-- Exercise requirements --
Transcribe the records below exactly, leaving out any pictures.

------ Excerpted data ------

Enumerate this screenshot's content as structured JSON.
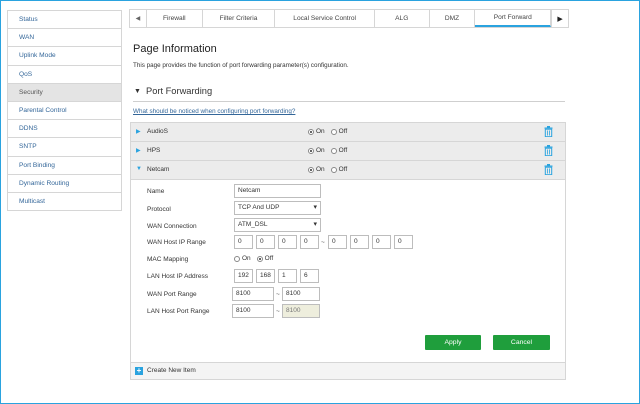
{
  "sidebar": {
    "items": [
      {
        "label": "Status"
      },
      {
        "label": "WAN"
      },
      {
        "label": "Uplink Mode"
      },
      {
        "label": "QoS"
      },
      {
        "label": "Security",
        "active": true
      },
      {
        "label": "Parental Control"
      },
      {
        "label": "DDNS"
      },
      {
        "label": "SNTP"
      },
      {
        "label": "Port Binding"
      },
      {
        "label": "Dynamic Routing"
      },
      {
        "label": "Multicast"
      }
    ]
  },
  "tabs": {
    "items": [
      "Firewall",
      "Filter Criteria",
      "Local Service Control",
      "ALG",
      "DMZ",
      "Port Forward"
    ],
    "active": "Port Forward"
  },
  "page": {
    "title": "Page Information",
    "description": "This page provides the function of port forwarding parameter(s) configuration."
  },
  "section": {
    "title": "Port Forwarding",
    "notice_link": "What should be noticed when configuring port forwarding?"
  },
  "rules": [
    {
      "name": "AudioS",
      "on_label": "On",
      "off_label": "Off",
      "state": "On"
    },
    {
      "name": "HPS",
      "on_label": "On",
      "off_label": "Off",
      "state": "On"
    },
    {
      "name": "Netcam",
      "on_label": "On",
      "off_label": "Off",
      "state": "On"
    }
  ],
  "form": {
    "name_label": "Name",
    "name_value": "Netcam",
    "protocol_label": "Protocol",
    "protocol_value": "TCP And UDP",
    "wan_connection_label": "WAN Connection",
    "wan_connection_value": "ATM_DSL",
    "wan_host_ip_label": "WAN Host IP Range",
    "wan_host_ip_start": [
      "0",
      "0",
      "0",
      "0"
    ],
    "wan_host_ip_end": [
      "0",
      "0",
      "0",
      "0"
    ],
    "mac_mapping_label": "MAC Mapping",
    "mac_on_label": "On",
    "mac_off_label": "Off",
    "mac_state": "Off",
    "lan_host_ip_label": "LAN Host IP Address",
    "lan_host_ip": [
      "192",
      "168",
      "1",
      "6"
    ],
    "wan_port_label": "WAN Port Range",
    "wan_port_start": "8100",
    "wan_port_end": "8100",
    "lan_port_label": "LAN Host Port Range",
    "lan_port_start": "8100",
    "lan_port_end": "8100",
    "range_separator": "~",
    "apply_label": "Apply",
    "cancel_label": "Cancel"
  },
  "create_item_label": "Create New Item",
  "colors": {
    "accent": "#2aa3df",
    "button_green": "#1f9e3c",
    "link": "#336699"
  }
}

------

-- Exercise result --
Enumerate this screenshot's content as structured JSON.
{
  "sidebar": {
    "items": [
      {
        "label": "Status"
      },
      {
        "label": "WAN"
      },
      {
        "label": "Uplink Mode"
      },
      {
        "label": "QoS"
      },
      {
        "label": "Security",
        "active": true
      },
      {
        "label": "Parental Control"
      },
      {
        "label": "DDNS"
      },
      {
        "label": "SNTP"
      },
      {
        "label": "Port Binding"
      },
      {
        "label": "Dynamic Routing"
      },
      {
        "label": "Multicast"
      }
    ]
  },
  "tabs": {
    "items": [
      "Firewall",
      "Filter Criteria",
      "Local Service Control",
      "ALG",
      "DMZ",
      "Port Forward"
    ],
    "active": "Port Forward"
  },
  "page": {
    "title": "Page Information",
    "description": "This page provides the function of port forwarding parameter(s) configuration."
  },
  "section": {
    "title": "Port Forwarding",
    "notice_link": "What should be noticed when configuring port forwarding?"
  },
  "rules": [
    {
      "name": "AudioS",
      "on_label": "On",
      "off_label": "Off",
      "state": "On"
    },
    {
      "name": "HPS",
      "on_label": "On",
      "off_label": "Off",
      "state": "On"
    },
    {
      "name": "Netcam",
      "on_label": "On",
      "off_label": "Off",
      "state": "On"
    }
  ],
  "form": {
    "name_label": "Name",
    "name_value": "Netcam",
    "protocol_label": "Protocol",
    "protocol_value": "TCP And UDP",
    "wan_connection_label": "WAN Connection",
    "wan_connection_value": "ATM_DSL",
    "wan_host_ip_label": "WAN Host IP Range",
    "wan_host_ip_start": [
      "0",
      "0",
      "0",
      "0"
    ],
    "wan_host_ip_end": [
      "0",
      "0",
      "0",
      "0"
    ],
    "mac_mapping_label": "MAC Mapping",
    "mac_on_label": "On",
    "mac_off_label": "Off",
    "mac_state": "Off",
    "lan_host_ip_label": "LAN Host IP Address",
    "lan_host_ip": [
      "192",
      "168",
      "1",
      "6"
    ],
    "wan_port_label": "WAN Port Range",
    "wan_port_start": "8100",
    "wan_port_end": "8100",
    "lan_port_label": "LAN Host Port Range",
    "lan_port_start": "8100",
    "lan_port_end": "8100",
    "range_separator": "~",
    "apply_label": "Apply",
    "cancel_label": "Cancel"
  },
  "create_item_label": "Create New Item",
  "colors": {
    "accent": "#2aa3df",
    "button_green": "#1f9e3c",
    "link": "#336699"
  }
}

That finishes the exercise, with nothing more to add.